Could you give the data below again, exactly and completely?

************

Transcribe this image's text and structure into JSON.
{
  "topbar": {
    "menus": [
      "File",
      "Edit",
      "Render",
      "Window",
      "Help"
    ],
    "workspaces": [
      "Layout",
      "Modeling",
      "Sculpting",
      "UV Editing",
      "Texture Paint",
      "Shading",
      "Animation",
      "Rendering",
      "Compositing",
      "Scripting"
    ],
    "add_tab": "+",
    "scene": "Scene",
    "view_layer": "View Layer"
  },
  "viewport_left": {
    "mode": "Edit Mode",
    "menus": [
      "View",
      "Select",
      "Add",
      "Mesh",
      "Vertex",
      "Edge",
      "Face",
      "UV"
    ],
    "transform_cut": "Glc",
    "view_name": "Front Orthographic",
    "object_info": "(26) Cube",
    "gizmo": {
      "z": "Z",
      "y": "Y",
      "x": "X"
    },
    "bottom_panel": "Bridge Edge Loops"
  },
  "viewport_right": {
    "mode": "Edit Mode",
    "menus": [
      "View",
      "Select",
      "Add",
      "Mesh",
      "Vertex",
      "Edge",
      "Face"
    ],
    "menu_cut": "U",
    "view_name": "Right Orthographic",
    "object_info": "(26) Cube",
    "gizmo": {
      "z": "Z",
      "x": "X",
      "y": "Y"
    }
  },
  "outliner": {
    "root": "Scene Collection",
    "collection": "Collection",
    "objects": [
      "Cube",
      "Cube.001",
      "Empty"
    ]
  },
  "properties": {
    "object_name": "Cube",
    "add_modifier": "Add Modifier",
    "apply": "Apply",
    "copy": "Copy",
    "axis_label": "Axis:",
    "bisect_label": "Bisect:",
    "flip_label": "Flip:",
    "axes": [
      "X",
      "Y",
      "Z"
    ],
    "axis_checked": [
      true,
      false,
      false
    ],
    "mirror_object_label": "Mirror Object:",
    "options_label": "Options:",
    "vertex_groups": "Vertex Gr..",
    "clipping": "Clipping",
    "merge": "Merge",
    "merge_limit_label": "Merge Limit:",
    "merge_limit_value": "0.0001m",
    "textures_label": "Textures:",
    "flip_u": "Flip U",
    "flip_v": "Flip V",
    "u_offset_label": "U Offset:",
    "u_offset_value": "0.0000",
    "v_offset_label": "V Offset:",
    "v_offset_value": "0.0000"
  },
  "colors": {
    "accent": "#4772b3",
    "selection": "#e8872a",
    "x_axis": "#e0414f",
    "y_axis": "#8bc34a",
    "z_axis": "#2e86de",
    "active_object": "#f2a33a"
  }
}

************

**TASK RESPONSE**
Transcribe this image's text and structure into JSON.
{
  "topbar": {
    "menus": [
      "File",
      "Edit",
      "Render",
      "Window",
      "Help"
    ],
    "workspaces": [
      "Layout",
      "Modeling",
      "Sculpting",
      "UV Editing",
      "Texture Paint",
      "Shading",
      "Animation",
      "Rendering",
      "Compositing",
      "Scripting"
    ],
    "add_tab": "+",
    "scene": "Scene",
    "view_layer": "View Layer"
  },
  "viewport_left": {
    "mode": "Edit Mode",
    "menus": [
      "View",
      "Select",
      "Add",
      "Mesh",
      "Vertex",
      "Edge",
      "Face",
      "UV"
    ],
    "transform_cut": "Glc",
    "view_name": "Front Orthographic",
    "object_info": "(26) Cube",
    "gizmo": {
      "z": "Z",
      "y": "Y",
      "x": "X"
    },
    "bottom_panel": "Bridge Edge Loops"
  },
  "viewport_right": {
    "mode": "Edit Mode",
    "menus": [
      "View",
      "Select",
      "Add",
      "Mesh",
      "Vertex",
      "Edge",
      "Face"
    ],
    "menu_cut": "U",
    "view_name": "Right Orthographic",
    "object_info": "(26) Cube",
    "gizmo": {
      "z": "Z",
      "x": "X",
      "y": "Y"
    }
  },
  "outliner": {
    "root": "Scene Collection",
    "collection": "Collection",
    "objects": [
      "Cube",
      "Cube.001",
      "Empty"
    ]
  },
  "properties": {
    "object_name": "Cube",
    "add_modifier": "Add Modifier",
    "apply": "Apply",
    "copy": "Copy",
    "axis_label": "Axis:",
    "bisect_label": "Bisect:",
    "flip_label": "Flip:",
    "axes": [
      "X",
      "Y",
      "Z"
    ],
    "axis_checked": [
      true,
      false,
      false
    ],
    "mirror_object_label": "Mirror Object:",
    "options_label": "Options:",
    "vertex_groups": "Vertex Gr..",
    "clipping": "Clipping",
    "merge": "Merge",
    "merge_limit_label": "Merge Limit:",
    "merge_limit_value": "0.0001m",
    "textures_label": "Textures:",
    "flip_u": "Flip U",
    "flip_v": "Flip V",
    "u_offset_label": "U Offset:",
    "u_offset_value": "0.0000",
    "v_offset_label": "V Offset:",
    "v_offset_value": "0.0000"
  },
  "colors": {
    "accent": "#4772b3",
    "selection": "#e8872a",
    "x_axis": "#e0414f",
    "y_axis": "#8bc34a",
    "z_axis": "#2e86de",
    "active_object": "#f2a33a"
  }
}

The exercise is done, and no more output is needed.